## Input material
•••••
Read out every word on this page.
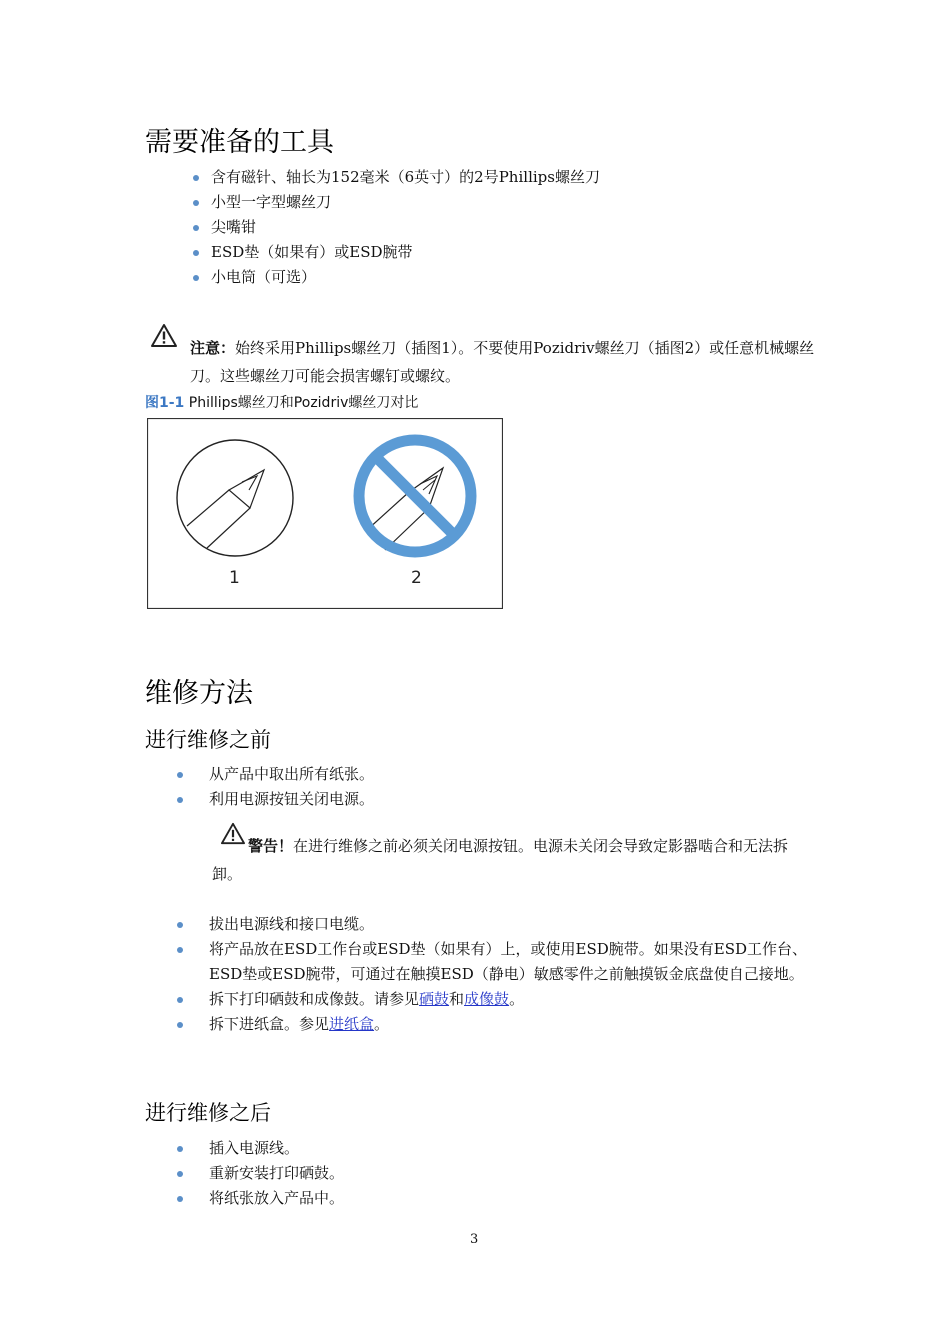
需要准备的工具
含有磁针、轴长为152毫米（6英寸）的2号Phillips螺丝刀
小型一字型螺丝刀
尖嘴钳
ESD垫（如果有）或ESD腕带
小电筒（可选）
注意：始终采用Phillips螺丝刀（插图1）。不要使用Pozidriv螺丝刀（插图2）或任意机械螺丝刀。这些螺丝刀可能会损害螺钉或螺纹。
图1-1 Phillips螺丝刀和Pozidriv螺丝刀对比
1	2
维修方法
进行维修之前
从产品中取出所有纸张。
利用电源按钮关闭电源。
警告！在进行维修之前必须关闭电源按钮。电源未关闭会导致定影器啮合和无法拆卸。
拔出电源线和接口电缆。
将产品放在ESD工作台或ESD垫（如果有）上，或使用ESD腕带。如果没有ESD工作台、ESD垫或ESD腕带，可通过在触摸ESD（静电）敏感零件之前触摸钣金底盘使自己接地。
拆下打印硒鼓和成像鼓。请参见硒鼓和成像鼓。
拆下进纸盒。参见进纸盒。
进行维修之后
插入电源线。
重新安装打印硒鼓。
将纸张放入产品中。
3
•••••
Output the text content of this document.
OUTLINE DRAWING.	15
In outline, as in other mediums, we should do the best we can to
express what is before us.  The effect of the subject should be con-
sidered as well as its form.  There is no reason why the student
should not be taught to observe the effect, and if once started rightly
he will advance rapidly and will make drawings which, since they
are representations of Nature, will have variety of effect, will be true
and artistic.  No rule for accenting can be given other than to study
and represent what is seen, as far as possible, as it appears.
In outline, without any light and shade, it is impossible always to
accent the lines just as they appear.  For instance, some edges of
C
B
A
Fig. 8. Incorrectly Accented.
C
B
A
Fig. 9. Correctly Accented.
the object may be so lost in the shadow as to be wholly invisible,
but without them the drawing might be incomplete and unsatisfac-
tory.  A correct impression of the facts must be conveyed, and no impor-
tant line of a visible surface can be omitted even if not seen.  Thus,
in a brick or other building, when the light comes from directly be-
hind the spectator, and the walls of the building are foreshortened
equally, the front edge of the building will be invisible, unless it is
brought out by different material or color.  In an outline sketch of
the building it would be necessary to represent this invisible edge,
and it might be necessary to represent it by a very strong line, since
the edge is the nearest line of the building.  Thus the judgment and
•••••
## Given request
Return every line in the listing that contains the word "will".

## Exercise result
he will advance rapidly and will make drawings which, since they
are representations of Nature, will have variety of effect, will be true
equally, the front edge of the building will be invisible, unless it is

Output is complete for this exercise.